EXERCISE OBJECTIVE:
The records below are to be quoted in full; please keep every word exact.

Saved data entries:
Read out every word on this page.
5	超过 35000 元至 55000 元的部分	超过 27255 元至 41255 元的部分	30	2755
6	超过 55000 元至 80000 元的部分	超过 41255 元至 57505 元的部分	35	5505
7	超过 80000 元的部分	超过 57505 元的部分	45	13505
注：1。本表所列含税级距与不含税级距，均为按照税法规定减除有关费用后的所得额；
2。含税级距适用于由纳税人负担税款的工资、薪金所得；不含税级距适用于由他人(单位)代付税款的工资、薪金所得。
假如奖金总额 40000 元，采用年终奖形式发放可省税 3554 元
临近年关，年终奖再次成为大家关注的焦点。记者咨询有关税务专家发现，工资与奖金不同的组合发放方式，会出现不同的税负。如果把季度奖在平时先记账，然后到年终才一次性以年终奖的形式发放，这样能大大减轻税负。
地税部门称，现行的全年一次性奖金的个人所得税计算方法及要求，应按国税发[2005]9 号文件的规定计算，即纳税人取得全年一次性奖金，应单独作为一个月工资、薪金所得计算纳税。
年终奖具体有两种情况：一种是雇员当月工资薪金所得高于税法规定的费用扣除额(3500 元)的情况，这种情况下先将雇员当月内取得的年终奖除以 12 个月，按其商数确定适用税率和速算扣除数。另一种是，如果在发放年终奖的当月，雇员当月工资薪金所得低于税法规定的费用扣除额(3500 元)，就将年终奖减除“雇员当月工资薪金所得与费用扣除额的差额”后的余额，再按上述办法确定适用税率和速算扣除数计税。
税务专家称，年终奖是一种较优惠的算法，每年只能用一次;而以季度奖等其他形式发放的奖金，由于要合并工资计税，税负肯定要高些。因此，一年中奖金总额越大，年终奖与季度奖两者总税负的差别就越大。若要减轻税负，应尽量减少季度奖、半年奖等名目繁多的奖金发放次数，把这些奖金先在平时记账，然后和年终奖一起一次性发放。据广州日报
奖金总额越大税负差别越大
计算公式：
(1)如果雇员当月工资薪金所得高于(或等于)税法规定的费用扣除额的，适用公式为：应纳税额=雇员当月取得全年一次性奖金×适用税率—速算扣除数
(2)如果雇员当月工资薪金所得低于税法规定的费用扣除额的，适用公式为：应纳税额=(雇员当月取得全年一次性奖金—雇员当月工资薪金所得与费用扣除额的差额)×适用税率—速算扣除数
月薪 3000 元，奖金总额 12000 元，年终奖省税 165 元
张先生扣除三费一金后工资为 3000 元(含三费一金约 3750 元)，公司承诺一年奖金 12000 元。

RESPONSE:
Read out every word on this page.
5	超过 35000 元至 55000 元的部分	超过 27255 元至 41255 元的部分	30	2755
6	超过 55000 元至 80000 元的部分	超过 41255 元至 57505 元的部分	35	5505
7	超过 80000 元的部分	超过 57505 元的部分	45	13505
注：1。本表所列含税级距与不含税级距，均为按照税法规定减除有关费用后的所得额；
2。含税级距适用于由纳税人负担税款的工资、薪金所得；不含税级距适用于由他人(单位)代付税款的工资、薪金所得。
假如奖金总额 40000 元，采用年终奖形式发放可省税 3554 元
临近年关，年终奖再次成为大家关注的焦点。记者咨询有关税务专家发现，工资与奖金不同的组合发放方式，会出现不同的税负。如果把季度奖在平时先记账，然后到年终才一次性以年终奖的形式发放，这样能大大减轻税负。
地税部门称，现行的全年一次性奖金的个人所得税计算方法及要求，应按国税发[2005]9 号文件的规定计算，即纳税人取得全年一次性奖金，应单独作为一个月工资、薪金所得计算纳税。
年终奖具体有两种情况：一种是雇员当月工资薪金所得高于税法规定的费用扣除额(3500 元)的情况，这种情况下先将雇员当月内取得的年终奖除以 12 个月，按其商数确定适用税率和速算扣除数。另一种是，如果在发放年终奖的当月，雇员当月工资薪金所得低于税法规定的费用扣除额(3500 元)，就将年终奖减除“雇员当月工资薪金所得与费用扣除额的差额”后的余额，再按上述办法确定适用税率和速算扣除数计税。
税务专家称，年终奖是一种较优惠的算法，每年只能用一次;而以季度奖等其他形式发放的奖金，由于要合并工资计税，税负肯定要高些。因此，一年中奖金总额越大，年终奖与季度奖两者总税负的差别就越大。若要减轻税负，应尽量减少季度奖、半年奖等名目繁多的奖金发放次数，把这些奖金先在平时记账，然后和年终奖一起一次性发放。据广州日报
奖金总额越大税负差别越大
计算公式：
(1)如果雇员当月工资薪金所得高于(或等于)税法规定的费用扣除额的，适用公式为：应纳税额=雇员当月取得全年一次性奖金×适用税率—速算扣除数
(2)如果雇员当月工资薪金所得低于税法规定的费用扣除额的，适用公式为：应纳税额=(雇员当月取得全年一次性奖金—雇员当月工资薪金所得与费用扣除额的差额)×适用税率—速算扣除数
月薪 3000 元，奖金总额 12000 元，年终奖省税 165 元
张先生扣除三费一金后工资为 3000 元(含三费一金约 3750 元)，公司承诺一年奖金 12000 元。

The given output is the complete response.